§ **REQUIREMENT**
Skip the images and copy each record exactly as written.

§ **DATA TO PROCESS**
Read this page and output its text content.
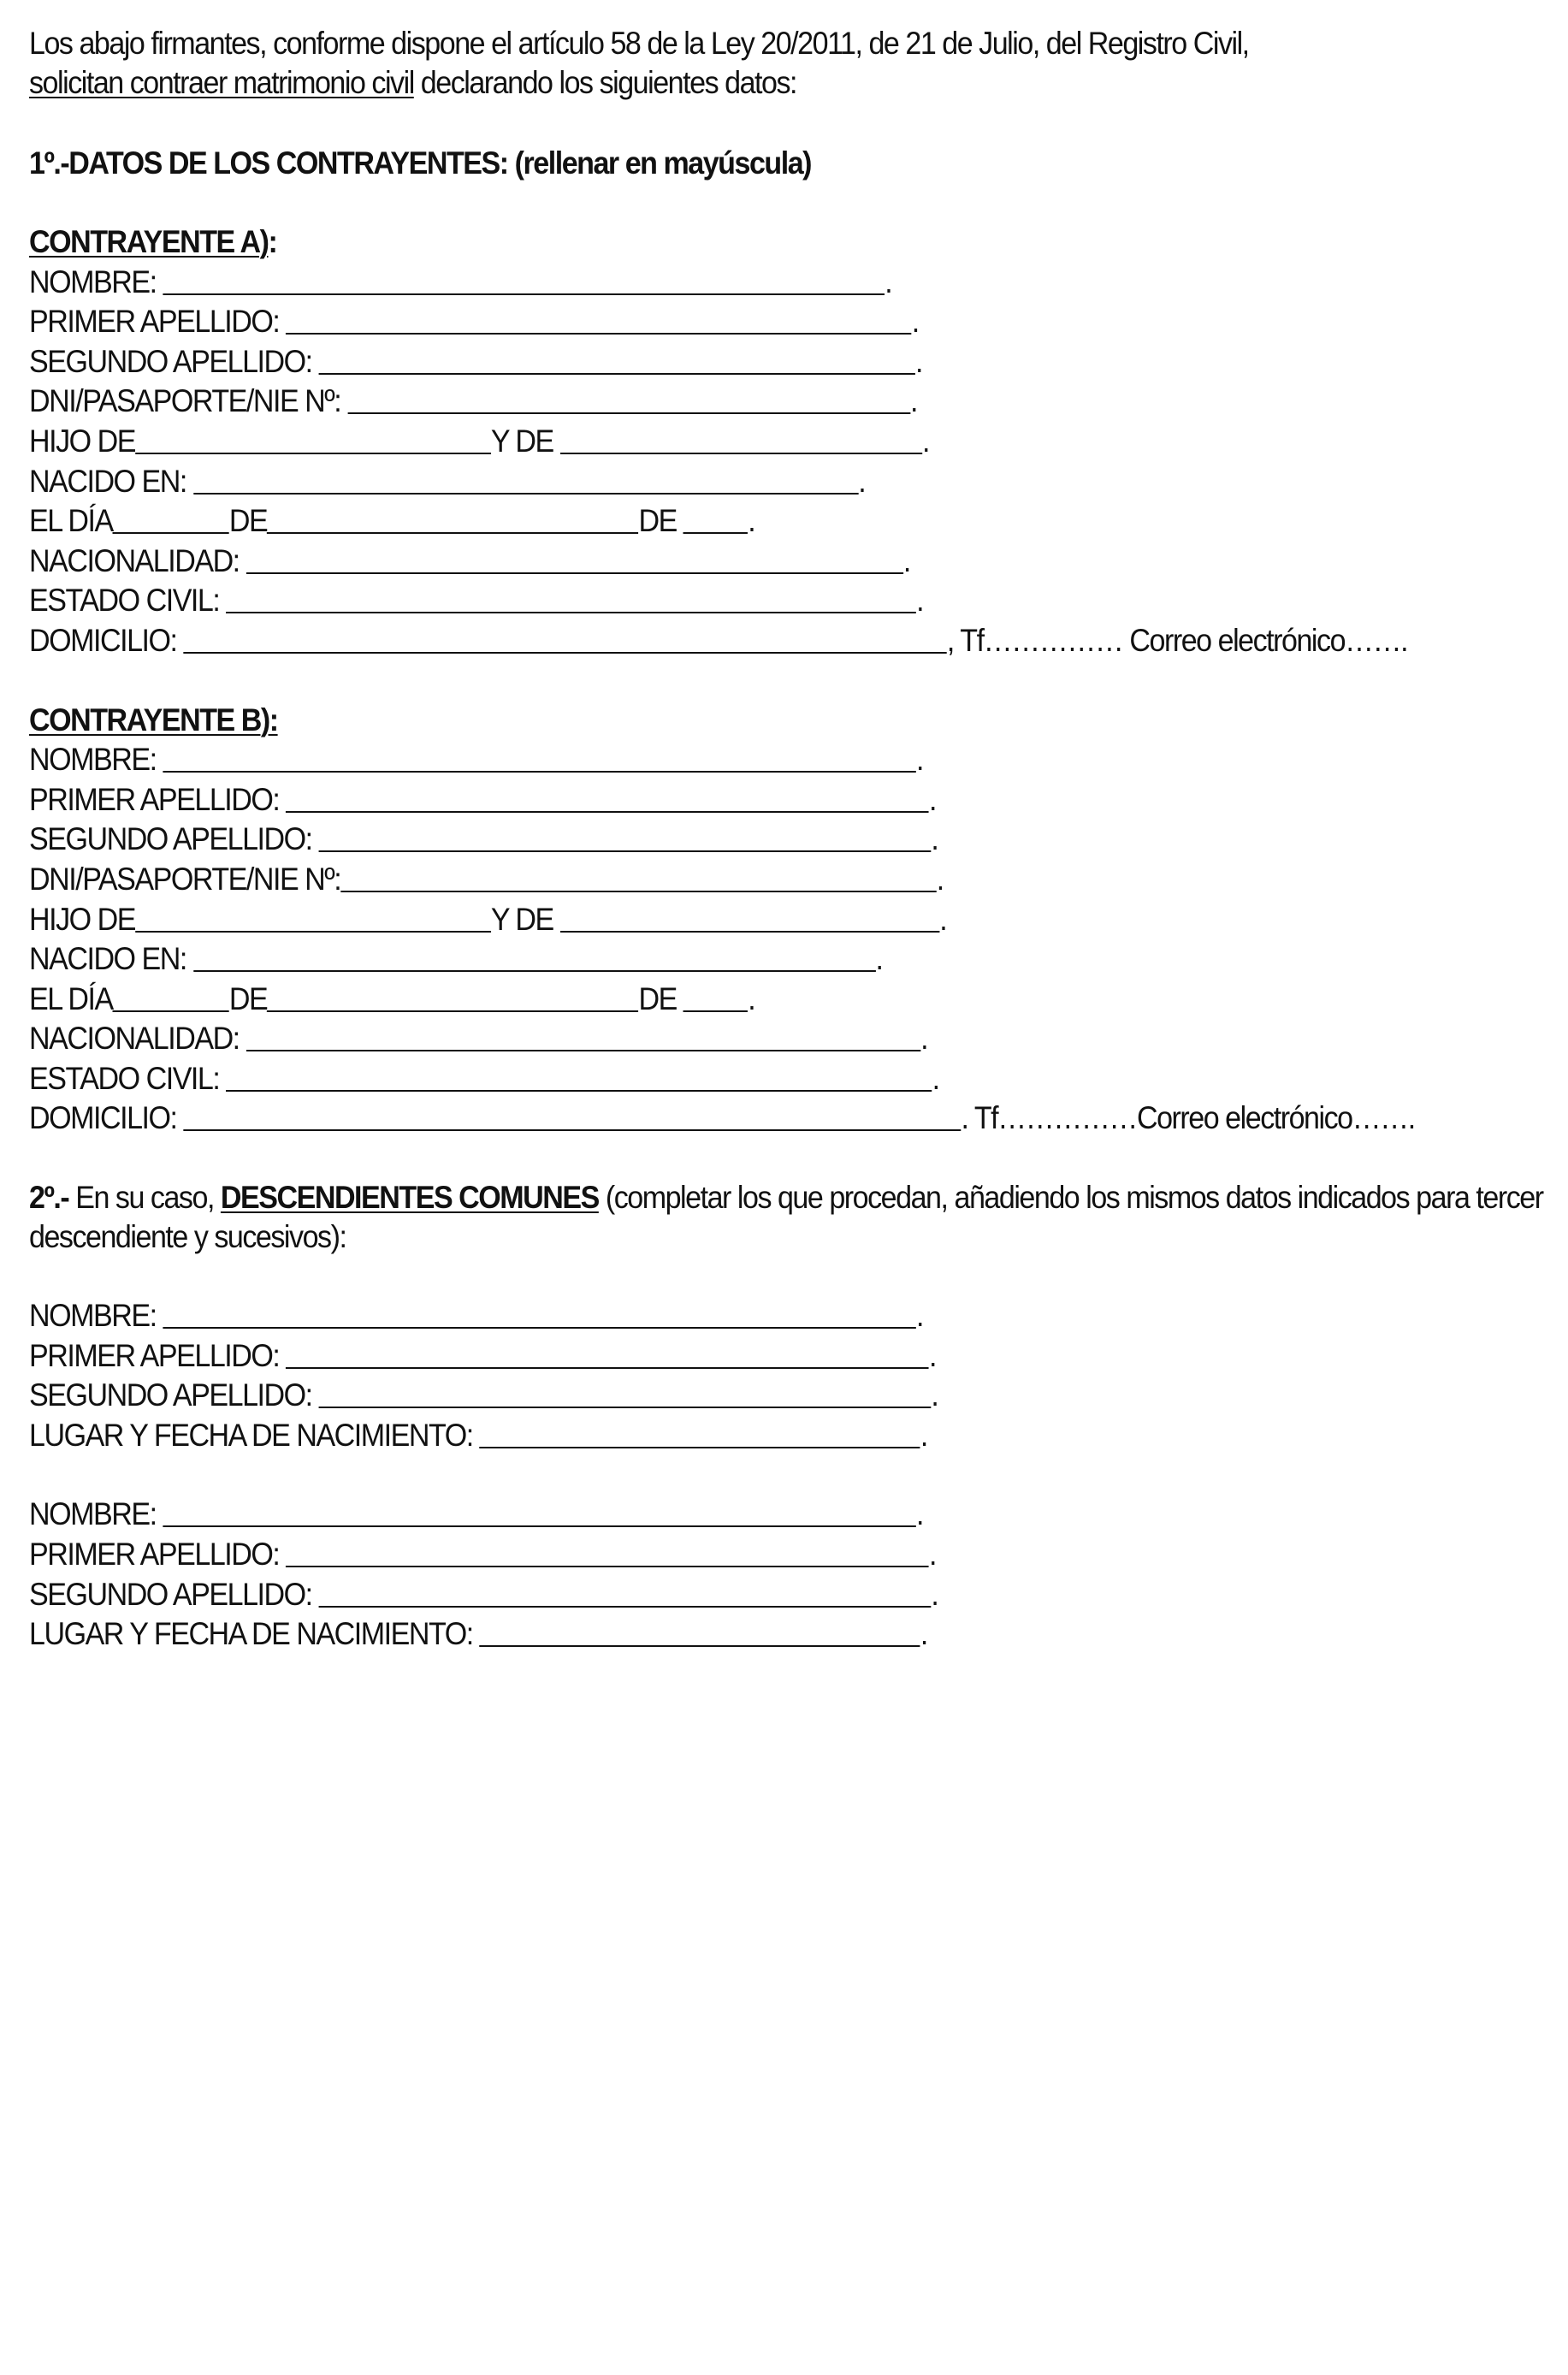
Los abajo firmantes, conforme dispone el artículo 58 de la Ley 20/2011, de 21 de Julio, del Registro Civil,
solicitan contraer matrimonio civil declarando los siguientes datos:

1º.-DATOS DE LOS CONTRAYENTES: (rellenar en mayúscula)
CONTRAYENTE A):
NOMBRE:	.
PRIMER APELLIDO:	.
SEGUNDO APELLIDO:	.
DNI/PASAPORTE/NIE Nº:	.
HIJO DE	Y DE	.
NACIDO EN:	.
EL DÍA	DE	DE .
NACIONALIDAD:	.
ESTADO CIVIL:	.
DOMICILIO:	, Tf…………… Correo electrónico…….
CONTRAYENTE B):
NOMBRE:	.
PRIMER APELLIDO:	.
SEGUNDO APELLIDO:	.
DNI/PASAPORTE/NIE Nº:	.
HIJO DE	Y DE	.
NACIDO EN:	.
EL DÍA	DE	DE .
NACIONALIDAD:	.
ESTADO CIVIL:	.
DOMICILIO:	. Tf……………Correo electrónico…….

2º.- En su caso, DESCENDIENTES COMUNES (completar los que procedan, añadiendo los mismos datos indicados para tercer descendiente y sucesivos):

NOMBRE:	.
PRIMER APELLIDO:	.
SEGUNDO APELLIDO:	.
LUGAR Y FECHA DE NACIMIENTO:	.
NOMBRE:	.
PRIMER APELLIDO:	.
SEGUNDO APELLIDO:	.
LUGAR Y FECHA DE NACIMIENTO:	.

§ **OUTPUT**
Read this page and output its text content.
Los abajo firmantes, conforme dispone el artículo 58 de la Ley 20/2011, de 21 de Julio, del Registro Civil,
solicitan contraer matrimonio civil declarando los siguientes datos:

1º.-DATOS DE LOS CONTRAYENTES: (rellenar en mayúscula)
CONTRAYENTE A):
NOMBRE:	.
PRIMER APELLIDO:	.
SEGUNDO APELLIDO:	.
DNI/PASAPORTE/NIE Nº:	.
HIJO DE	Y DE	.
NACIDO EN:	.
EL DÍA	DE	DE .
NACIONALIDAD:	.
ESTADO CIVIL:	.
DOMICILIO:	, Tf…………… Correo electrónico…….
CONTRAYENTE B):
NOMBRE:	.
PRIMER APELLIDO:	.
SEGUNDO APELLIDO:	.
DNI/PASAPORTE/NIE Nº:	.
HIJO DE	Y DE	.
NACIDO EN:	.
EL DÍA	DE	DE .
NACIONALIDAD:	.
ESTADO CIVIL:	.
DOMICILIO:	. Tf……………Correo electrónico…….

2º.- En su caso, DESCENDIENTES COMUNES (completar los que procedan, añadiendo los mismos datos indicados para tercer descendiente y sucesivos):

NOMBRE:	.
PRIMER APELLIDO:	.
SEGUNDO APELLIDO:	.
LUGAR Y FECHA DE NACIMIENTO:	.
NOMBRE:	.
PRIMER APELLIDO:	.
SEGUNDO APELLIDO:	.
LUGAR Y FECHA DE NACIMIENTO:	.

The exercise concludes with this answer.